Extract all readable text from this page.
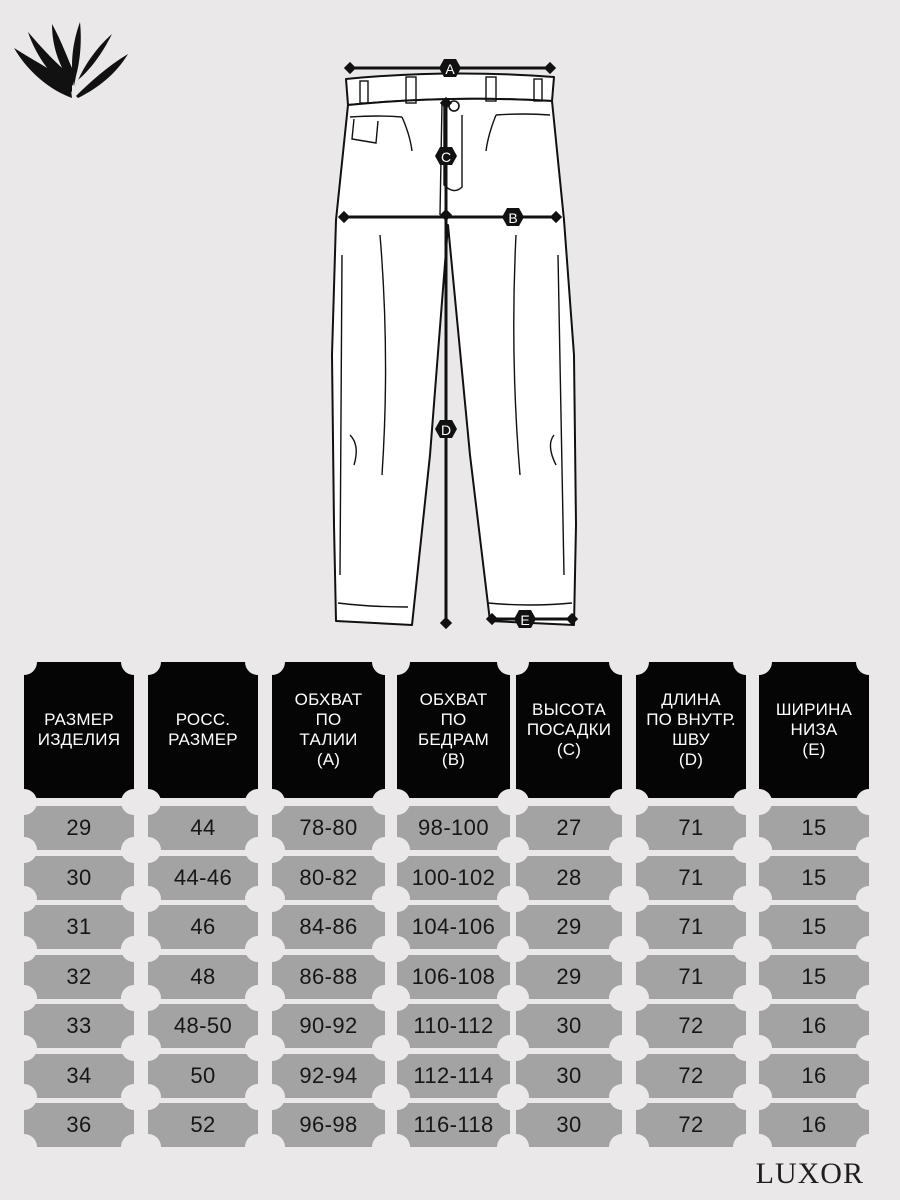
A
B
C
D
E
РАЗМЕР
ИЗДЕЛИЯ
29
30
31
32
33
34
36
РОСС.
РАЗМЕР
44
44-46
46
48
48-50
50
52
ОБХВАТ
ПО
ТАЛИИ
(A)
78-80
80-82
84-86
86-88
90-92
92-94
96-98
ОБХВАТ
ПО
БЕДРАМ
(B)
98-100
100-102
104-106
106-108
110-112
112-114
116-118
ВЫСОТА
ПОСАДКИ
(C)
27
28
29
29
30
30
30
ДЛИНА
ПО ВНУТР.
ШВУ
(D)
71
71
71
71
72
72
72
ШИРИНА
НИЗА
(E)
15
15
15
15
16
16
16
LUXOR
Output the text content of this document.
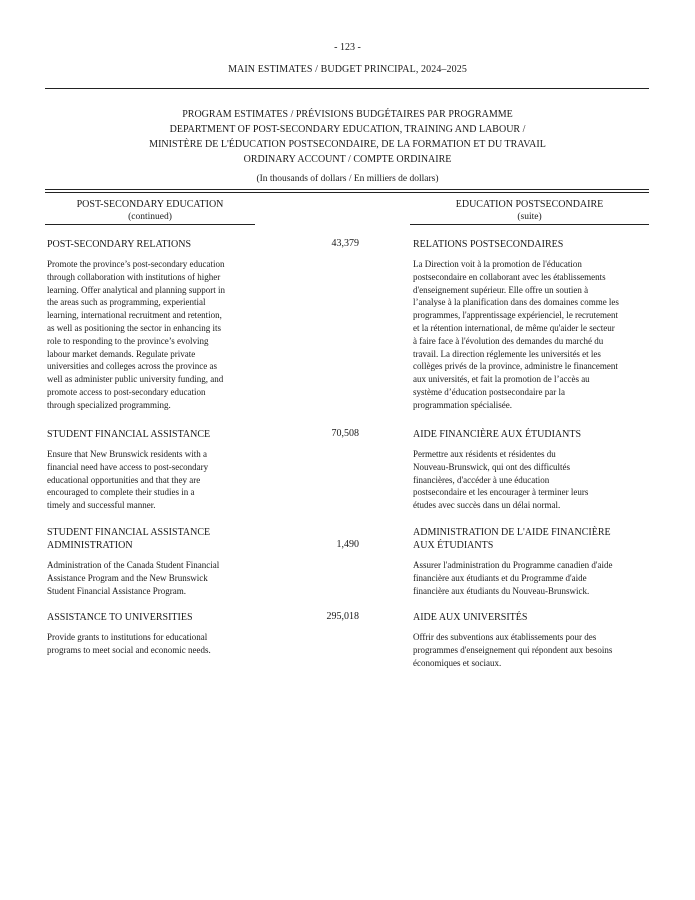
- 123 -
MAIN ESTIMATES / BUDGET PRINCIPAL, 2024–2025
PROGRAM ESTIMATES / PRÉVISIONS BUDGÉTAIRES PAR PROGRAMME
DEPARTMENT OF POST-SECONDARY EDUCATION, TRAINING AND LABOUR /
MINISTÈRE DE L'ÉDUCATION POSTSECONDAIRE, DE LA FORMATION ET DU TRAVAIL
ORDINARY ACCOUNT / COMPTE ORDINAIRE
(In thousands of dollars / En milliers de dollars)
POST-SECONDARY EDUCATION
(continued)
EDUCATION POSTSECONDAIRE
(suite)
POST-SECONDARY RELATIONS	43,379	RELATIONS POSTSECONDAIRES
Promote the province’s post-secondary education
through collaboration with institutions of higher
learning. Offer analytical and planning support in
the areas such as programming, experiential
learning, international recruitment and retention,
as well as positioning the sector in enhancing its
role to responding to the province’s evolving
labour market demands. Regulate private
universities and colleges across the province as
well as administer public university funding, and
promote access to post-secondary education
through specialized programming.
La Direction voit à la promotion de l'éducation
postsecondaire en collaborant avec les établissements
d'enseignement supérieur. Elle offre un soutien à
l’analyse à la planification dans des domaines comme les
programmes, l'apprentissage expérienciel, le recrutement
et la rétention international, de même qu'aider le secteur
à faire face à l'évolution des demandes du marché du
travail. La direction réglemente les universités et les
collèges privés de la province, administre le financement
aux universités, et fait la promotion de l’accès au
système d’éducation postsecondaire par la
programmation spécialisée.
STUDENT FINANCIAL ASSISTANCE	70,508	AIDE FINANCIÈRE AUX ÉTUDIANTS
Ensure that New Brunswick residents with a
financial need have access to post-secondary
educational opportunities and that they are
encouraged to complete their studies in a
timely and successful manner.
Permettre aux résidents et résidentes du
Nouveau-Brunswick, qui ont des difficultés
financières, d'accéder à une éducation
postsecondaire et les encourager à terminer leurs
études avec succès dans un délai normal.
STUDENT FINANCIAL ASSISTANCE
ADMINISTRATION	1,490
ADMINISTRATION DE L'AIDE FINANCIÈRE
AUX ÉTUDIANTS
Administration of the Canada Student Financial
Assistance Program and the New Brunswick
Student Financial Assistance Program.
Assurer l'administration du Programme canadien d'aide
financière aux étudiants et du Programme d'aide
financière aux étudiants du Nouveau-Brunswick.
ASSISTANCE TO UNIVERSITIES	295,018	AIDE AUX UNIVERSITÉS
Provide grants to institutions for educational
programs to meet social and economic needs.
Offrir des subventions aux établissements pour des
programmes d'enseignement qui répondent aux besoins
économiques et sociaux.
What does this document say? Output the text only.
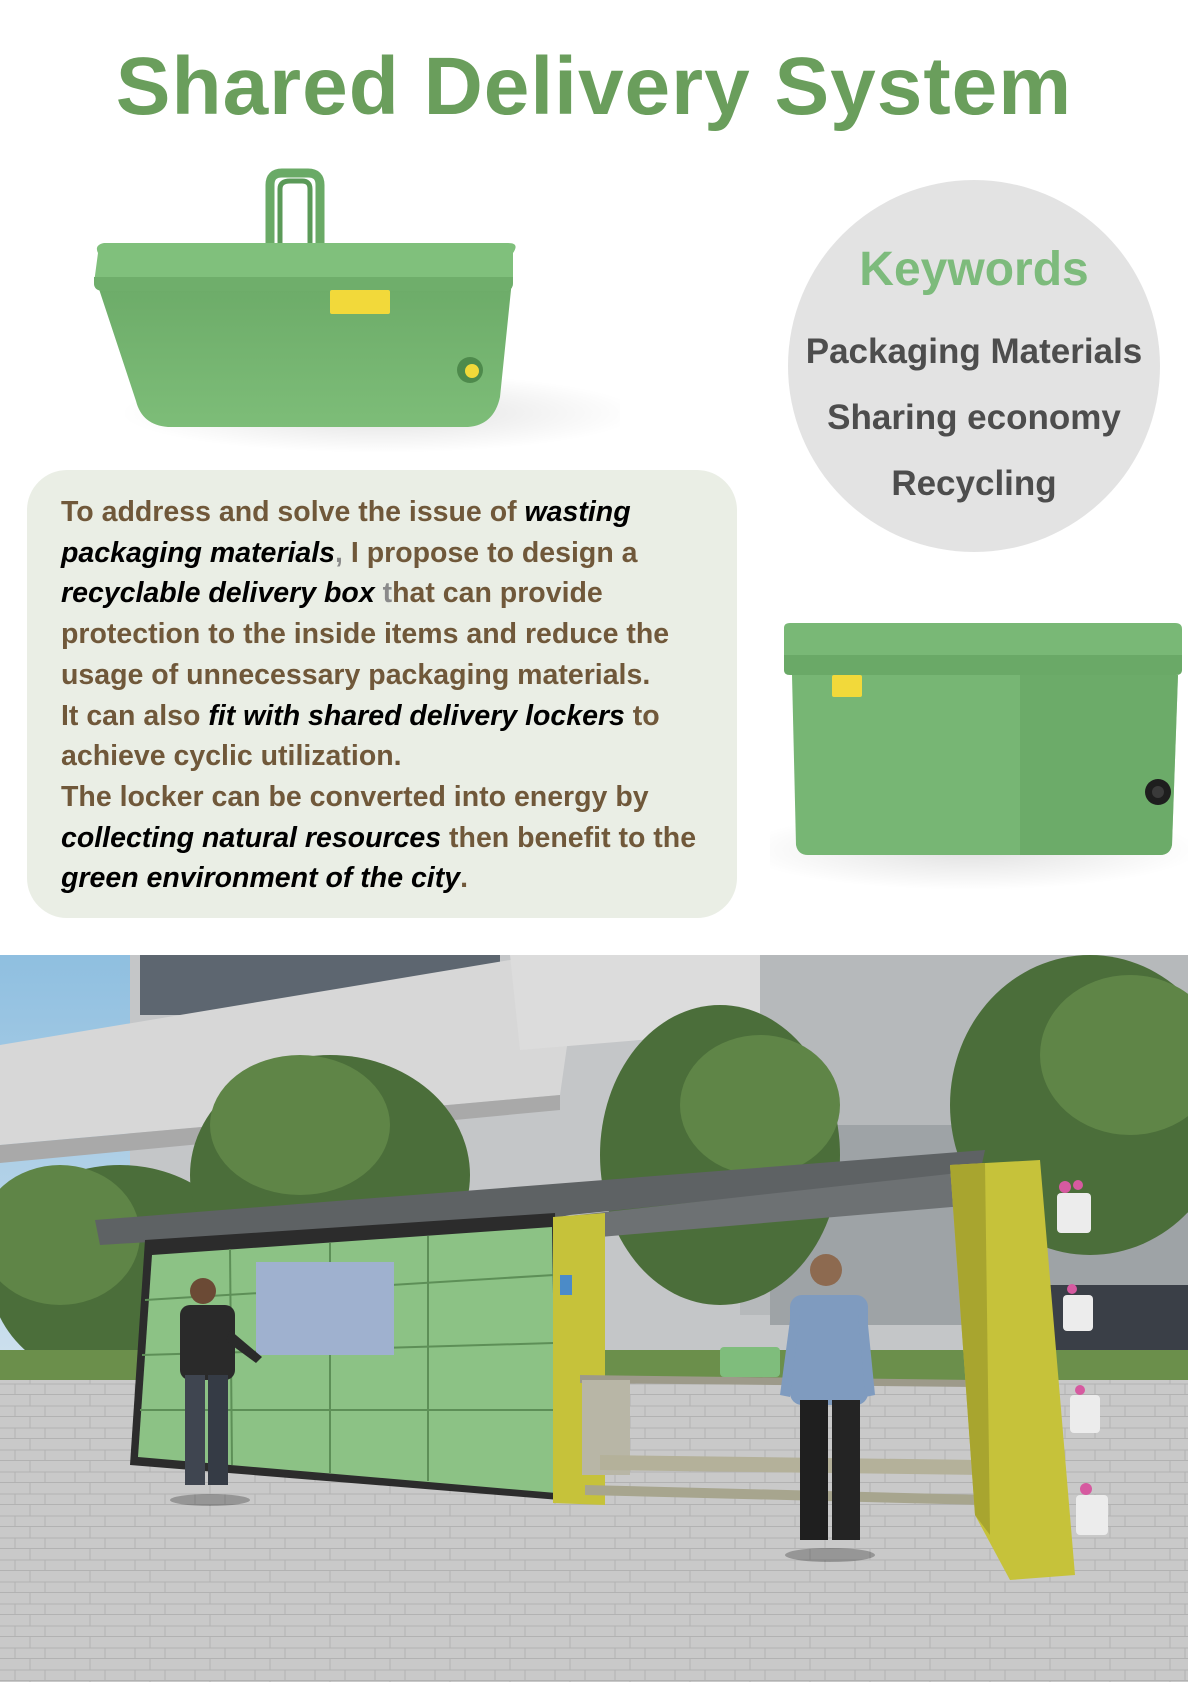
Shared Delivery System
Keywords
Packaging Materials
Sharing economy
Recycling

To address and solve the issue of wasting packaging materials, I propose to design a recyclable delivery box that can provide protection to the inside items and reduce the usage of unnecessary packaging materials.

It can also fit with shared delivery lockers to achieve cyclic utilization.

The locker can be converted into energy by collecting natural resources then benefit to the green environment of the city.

####

(TASK TO CARRY OUT) Set the entries down again exactly. Do not include the images.

(REPLY TO THE TASK)
Extract all readable text from this page.
A
B
C
D
E
РАЗМЕР
ИЗДЕЛИЯ
29
30
31
32
33
34
36
РОСС.
РАЗМЕР
44
44-46
46
48
48-50
50
52
ОБХВАТ
ПО
ТАЛИИ
(A)
78-80
80-82
84-86
86-88
90-92
92-94
96-98
ОБХВАТ
ПО
БЕДРАМ
(B)
98-100
100-102
104-106
106-108
110-112
112-114
116-118
ВЫСОТА
ПОСАДКИ
(C)
27
28
29
29
30
30
30
ДЛИНА
ПО ВНУТР.
ШВУ
(D)
71
71
71
71
72
72
72
ШИРИНА
НИЗА
(E)
15
15
15
15
16
16
16
LUXOR
Output the text content of this document.
- 123 -
MAIN ESTIMATES / BUDGET PRINCIPAL, 2024–2025
PROGRAM ESTIMATES / PRÉVISIONS BUDGÉTAIRES PAR PROGRAMME
DEPARTMENT OF POST-SECONDARY EDUCATION, TRAINING AND LABOUR /
MINISTÈRE DE L'ÉDUCATION POSTSECONDAIRE, DE LA FORMATION ET DU TRAVAIL
ORDINARY ACCOUNT / COMPTE ORDINAIRE
(In thousands of dollars / En milliers de dollars)
POST-SECONDARY EDUCATION
(continued)
EDUCATION POSTSECONDAIRE
(suite)
POST-SECONDARY RELATIONS	43,379	RELATIONS POSTSECONDAIRES
Promote the province’s post-secondary education
through collaboration with institutions of higher
learning. Offer analytical and planning support in
the areas such as programming, experiential
learning, international recruitment and retention,
as well as positioning the sector in enhancing its
role to responding to the province’s evolving
labour market demands. Regulate private
universities and colleges across the province as
well as administer public university funding, and
promote access to post-secondary education
through specialized programming.
La Direction voit à la promotion de l'éducation
postsecondaire en collaborant avec les établissements
d'enseignement supérieur. Elle offre un soutien à
l’analyse à la planification dans des domaines comme les
programmes, l'apprentissage expérienciel, le recrutement
et la rétention international, de même qu'aider le secteur
à faire face à l'évolution des demandes du marché du
travail. La direction réglemente les universités et les
collèges privés de la province, administre le financement
aux universités, et fait la promotion de l’accès au
système d’éducation postsecondaire par la
programmation spécialisée.
STUDENT FINANCIAL ASSISTANCE	70,508	AIDE FINANCIÈRE AUX ÉTUDIANTS
Ensure that New Brunswick residents with a
financial need have access to post-secondary
educational opportunities and that they are
encouraged to complete their studies in a
timely and successful manner.
Permettre aux résidents et résidentes du
Nouveau-Brunswick, qui ont des difficultés
financières, d'accéder à une éducation
postsecondaire et les encourager à terminer leurs
études avec succès dans un délai normal.
STUDENT FINANCIAL ASSISTANCE
ADMINISTRATION	1,490
ADMINISTRATION DE L'AIDE FINANCIÈRE
AUX ÉTUDIANTS
Administration of the Canada Student Financial
Assistance Program and the New Brunswick
Student Financial Assistance Program.
Assurer l'administration du Programme canadien d'aide
financière aux étudiants et du Programme d'aide
financière aux étudiants du Nouveau-Brunswick.
ASSISTANCE TO UNIVERSITIES	295,018	AIDE AUX UNIVERSITÉS
Provide grants to institutions for educational
programs to meet social and economic needs.
Offrir des subventions aux établissements pour des
programmes d'enseignement qui répondent aux besoins
économiques et sociaux.
What does this document say? Output the text only.
Shared Delivery System
Keywords
Packaging Materials
Sharing economy
Recycling

To address and solve the issue of wasting packaging materials, I propose to design a recyclable delivery box that can provide protection to the inside items and reduce the usage of unnecessary packaging materials.

It can also fit with shared delivery lockers to achieve cyclic utilization.

The locker can be converted into energy by collecting natural resources then benefit to the green environment of the city.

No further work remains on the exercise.